_Your instructions:_
Go through the data and copy every line exactly, but not the images.
### Data supplied
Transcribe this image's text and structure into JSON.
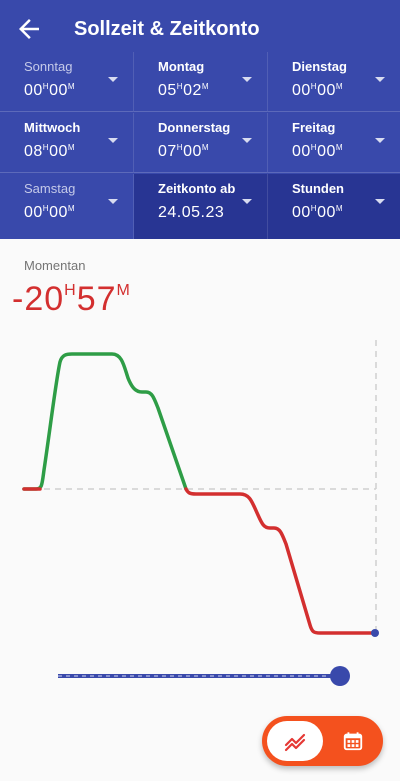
{
  "appbar": {
    "title": "Sollzeit & Zeitkonto"
  },
  "days": [
    {
      "label": "Sonntag",
      "h": "00",
      "m": "00"
    },
    {
      "label": "Montag",
      "h": "05",
      "m": "02"
    },
    {
      "label": "Dienstag",
      "h": "00",
      "m": "00"
    },
    {
      "label": "Mittwoch",
      "h": "08",
      "m": "00"
    },
    {
      "label": "Donnerstag",
      "h": "07",
      "m": "00"
    },
    {
      "label": "Freitag",
      "h": "00",
      "m": "00"
    },
    {
      "label": "Samstag",
      "h": "00",
      "m": "00"
    }
  ],
  "zeitkonto": {
    "label": "Zeitkonto ab",
    "value": "24.05.23"
  },
  "stunden": {
    "label": "Stunden",
    "h": "00",
    "m": "00"
  },
  "units": {
    "hour": "H",
    "minute": "M"
  },
  "momentan": {
    "label": "Momentan",
    "h": "-20",
    "m": "57"
  },
  "colors": {
    "primary": "#3949ab",
    "primary_dark": "#283593",
    "positive": "#2e9d46",
    "negative": "#d32f2f",
    "accent": "#f4511e"
  },
  "slider": {
    "value_fraction": 1.0
  },
  "fab": {
    "left_icon": "trend-icon",
    "right_icon": "calendar-icon"
  }
}
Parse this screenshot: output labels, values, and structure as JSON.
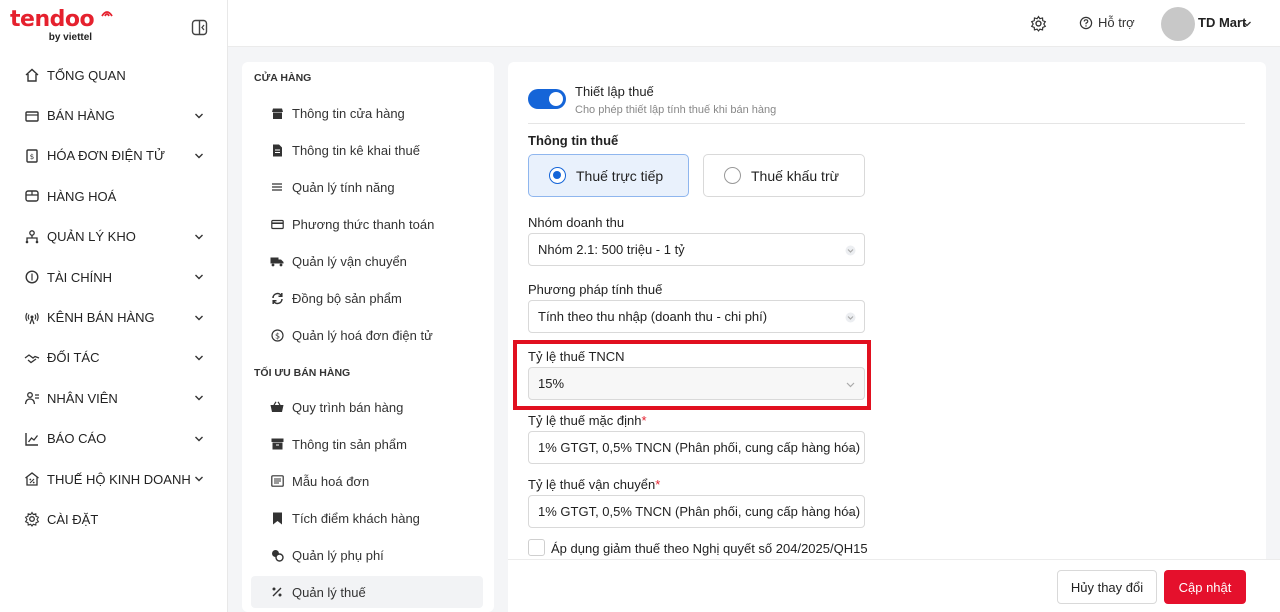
{
  "brand": {
    "logo_text": "tendoo",
    "logo_sub": "by viettel",
    "accent": "#e5212e",
    "primary": "#1565d8"
  },
  "sidebar": {
    "items": [
      {
        "label": "TỔNG QUAN",
        "icon": "home-icon",
        "expandable": false
      },
      {
        "label": "BÁN HÀNG",
        "icon": "cart-icon",
        "expandable": true
      },
      {
        "label": "HÓA ĐƠN ĐIỆN TỬ",
        "icon": "invoice-icon",
        "expandable": true
      },
      {
        "label": "HÀNG HOÁ",
        "icon": "box-icon",
        "expandable": false
      },
      {
        "label": "QUẢN LÝ KHO",
        "icon": "warehouse-icon",
        "expandable": true
      },
      {
        "label": "TÀI CHÍNH",
        "icon": "finance-icon",
        "expandable": true
      },
      {
        "label": "KÊNH BÁN HÀNG",
        "icon": "broadcast-icon",
        "expandable": true
      },
      {
        "label": "ĐỐI TÁC",
        "icon": "handshake-icon",
        "expandable": true
      },
      {
        "label": "NHÂN VIÊN",
        "icon": "staff-icon",
        "expandable": true
      },
      {
        "label": "BÁO CÁO",
        "icon": "chart-icon",
        "expandable": true
      },
      {
        "label": "THUẾ HỘ KINH DOANH",
        "icon": "tax-icon",
        "expandable": true
      },
      {
        "label": "CÀI ĐẶT",
        "icon": "gear-icon",
        "expandable": false
      }
    ]
  },
  "topbar": {
    "help_label": "Hỗ trợ",
    "user_name": "TD Mart"
  },
  "settings_menu": {
    "section_store": "CỬA HÀNG",
    "store_items": [
      {
        "label": "Thông tin cửa hàng",
        "icon": "store-icon"
      },
      {
        "label": "Thông tin kê khai thuế",
        "icon": "document-icon"
      },
      {
        "label": "Quản lý tính năng",
        "icon": "list-icon"
      },
      {
        "label": "Phương thức thanh toán",
        "icon": "card-icon"
      },
      {
        "label": "Quản lý vận chuyển",
        "icon": "truck-icon"
      },
      {
        "label": "Đồng bộ sản phẩm",
        "icon": "sync-icon"
      },
      {
        "label": "Quản lý hoá đơn điện tử",
        "icon": "dollar-icon"
      }
    ],
    "section_optimize": "TỐI ƯU BÁN HÀNG",
    "optimize_items": [
      {
        "label": "Quy trình bán hàng",
        "icon": "basket-icon"
      },
      {
        "label": "Thông tin sản phẩm",
        "icon": "archive-icon"
      },
      {
        "label": "Mẫu hoá đơn",
        "icon": "receipt-icon"
      },
      {
        "label": "Tích điểm khách hàng",
        "icon": "bookmark-icon"
      },
      {
        "label": "Quản lý phụ phí",
        "icon": "coins-icon"
      },
      {
        "label": "Quản lý thuế",
        "icon": "percent-icon",
        "active": true
      }
    ]
  },
  "form": {
    "toggle_title": "Thiết lập thuế",
    "toggle_desc": "Cho phép thiết lập tính thuế khi bán hàng",
    "toggle_on": true,
    "tax_info_label": "Thông tin thuế",
    "tax_types": [
      {
        "label": "Thuế trực tiếp",
        "selected": true
      },
      {
        "label": "Thuế khấu trừ",
        "selected": false
      }
    ],
    "revenue_group_label": "Nhóm doanh thu",
    "revenue_group_value": "Nhóm 2.1: 500 triệu - 1 tỷ",
    "tax_method_label": "Phương pháp tính thuế",
    "tax_method_value": "Tính theo thu nhập (doanh thu - chi phí)",
    "pit_rate_label": "Tỷ lệ thuế TNCN",
    "pit_rate_value": "15%",
    "default_rate_label": "Tỷ lệ thuế mặc định",
    "default_rate_value": "1% GTGT, 0,5% TNCN (Phân phối, cung cấp hàng hóa)",
    "shipping_rate_label": "Tỷ lệ thuế vận chuyển",
    "shipping_rate_value": "1% GTGT, 0,5% TNCN (Phân phối, cung cấp hàng hóa)",
    "required_mark": "*",
    "reduction_checkbox_label": "Áp dụng giảm thuế theo Nghị quyết số 204/2025/QH15",
    "reduction_checked": false
  },
  "footer": {
    "cancel_label": "Hủy thay đổi",
    "save_label": "Cập nhật"
  }
}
######
_Answer to this exercise:_
Transcribe this image's text and structure into JSON.
{
  "appbar": {
    "title": "Sollzeit & Zeitkonto"
  },
  "days": [
    {
      "label": "Sonntag",
      "h": "00",
      "m": "00"
    },
    {
      "label": "Montag",
      "h": "05",
      "m": "02"
    },
    {
      "label": "Dienstag",
      "h": "00",
      "m": "00"
    },
    {
      "label": "Mittwoch",
      "h": "08",
      "m": "00"
    },
    {
      "label": "Donnerstag",
      "h": "07",
      "m": "00"
    },
    {
      "label": "Freitag",
      "h": "00",
      "m": "00"
    },
    {
      "label": "Samstag",
      "h": "00",
      "m": "00"
    }
  ],
  "zeitkonto": {
    "label": "Zeitkonto ab",
    "value": "24.05.23"
  },
  "stunden": {
    "label": "Stunden",
    "h": "00",
    "m": "00"
  },
  "units": {
    "hour": "H",
    "minute": "M"
  },
  "momentan": {
    "label": "Momentan",
    "h": "-20",
    "m": "57"
  },
  "colors": {
    "primary": "#3949ab",
    "primary_dark": "#283593",
    "positive": "#2e9d46",
    "negative": "#d32f2f",
    "accent": "#f4511e"
  },
  "slider": {
    "value_fraction": 1.0
  },
  "fab": {
    "left_icon": "trend-icon",
    "right_icon": "calendar-icon"
  }
}
Parse this screenshot: output labels, values, and structure as JSON.
{
  "brand": {
    "logo_text": "tendoo",
    "logo_sub": "by viettel",
    "accent": "#e5212e",
    "primary": "#1565d8"
  },
  "sidebar": {
    "items": [
      {
        "label": "TỔNG QUAN",
        "icon": "home-icon",
        "expandable": false
      },
      {
        "label": "BÁN HÀNG",
        "icon": "cart-icon",
        "expandable": true
      },
      {
        "label": "HÓA ĐƠN ĐIỆN TỬ",
        "icon": "invoice-icon",
        "expandable": true
      },
      {
        "label": "HÀNG HOÁ",
        "icon": "box-icon",
        "expandable": false
      },
      {
        "label": "QUẢN LÝ KHO",
        "icon": "warehouse-icon",
        "expandable": true
      },
      {
        "label": "TÀI CHÍNH",
        "icon": "finance-icon",
        "expandable": true
      },
      {
        "label": "KÊNH BÁN HÀNG",
        "icon": "broadcast-icon",
        "expandable": true
      },
      {
        "label": "ĐỐI TÁC",
        "icon": "handshake-icon",
        "expandable": true
      },
      {
        "label": "NHÂN VIÊN",
        "icon": "staff-icon",
        "expandable": true
      },
      {
        "label": "BÁO CÁO",
        "icon": "chart-icon",
        "expandable": true
      },
      {
        "label": "THUẾ HỘ KINH DOANH",
        "icon": "tax-icon",
        "expandable": true
      },
      {
        "label": "CÀI ĐẶT",
        "icon": "gear-icon",
        "expandable": false
      }
    ]
  },
  "topbar": {
    "help_label": "Hỗ trợ",
    "user_name": "TD Mart"
  },
  "settings_menu": {
    "section_store": "CỬA HÀNG",
    "store_items": [
      {
        "label": "Thông tin cửa hàng",
        "icon": "store-icon"
      },
      {
        "label": "Thông tin kê khai thuế",
        "icon": "document-icon"
      },
      {
        "label": "Quản lý tính năng",
        "icon": "list-icon"
      },
      {
        "label": "Phương thức thanh toán",
        "icon": "card-icon"
      },
      {
        "label": "Quản lý vận chuyển",
        "icon": "truck-icon"
      },
      {
        "label": "Đồng bộ sản phẩm",
        "icon": "sync-icon"
      },
      {
        "label": "Quản lý hoá đơn điện tử",
        "icon": "dollar-icon"
      }
    ],
    "section_optimize": "TỐI ƯU BÁN HÀNG",
    "optimize_items": [
      {
        "label": "Quy trình bán hàng",
        "icon": "basket-icon"
      },
      {
        "label": "Thông tin sản phẩm",
        "icon": "archive-icon"
      },
      {
        "label": "Mẫu hoá đơn",
        "icon": "receipt-icon"
      },
      {
        "label": "Tích điểm khách hàng",
        "icon": "bookmark-icon"
      },
      {
        "label": "Quản lý phụ phí",
        "icon": "coins-icon"
      },
      {
        "label": "Quản lý thuế",
        "icon": "percent-icon",
        "active": true
      }
    ]
  },
  "form": {
    "toggle_title": "Thiết lập thuế",
    "toggle_desc": "Cho phép thiết lập tính thuế khi bán hàng",
    "toggle_on": true,
    "tax_info_label": "Thông tin thuế",
    "tax_types": [
      {
        "label": "Thuế trực tiếp",
        "selected": true
      },
      {
        "label": "Thuế khấu trừ",
        "selected": false
      }
    ],
    "revenue_group_label": "Nhóm doanh thu",
    "revenue_group_value": "Nhóm 2.1: 500 triệu - 1 tỷ",
    "tax_method_label": "Phương pháp tính thuế",
    "tax_method_value": "Tính theo thu nhập (doanh thu - chi phí)",
    "pit_rate_label": "Tỷ lệ thuế TNCN",
    "pit_rate_value": "15%",
    "default_rate_label": "Tỷ lệ thuế mặc định",
    "default_rate_value": "1% GTGT, 0,5% TNCN (Phân phối, cung cấp hàng hóa)",
    "shipping_rate_label": "Tỷ lệ thuế vận chuyển",
    "shipping_rate_value": "1% GTGT, 0,5% TNCN (Phân phối, cung cấp hàng hóa)",
    "required_mark": "*",
    "reduction_checkbox_label": "Áp dụng giảm thuế theo Nghị quyết số 204/2025/QH15",
    "reduction_checked": false
  },
  "footer": {
    "cancel_label": "Hủy thay đổi",
    "save_label": "Cập nhật"
  }
}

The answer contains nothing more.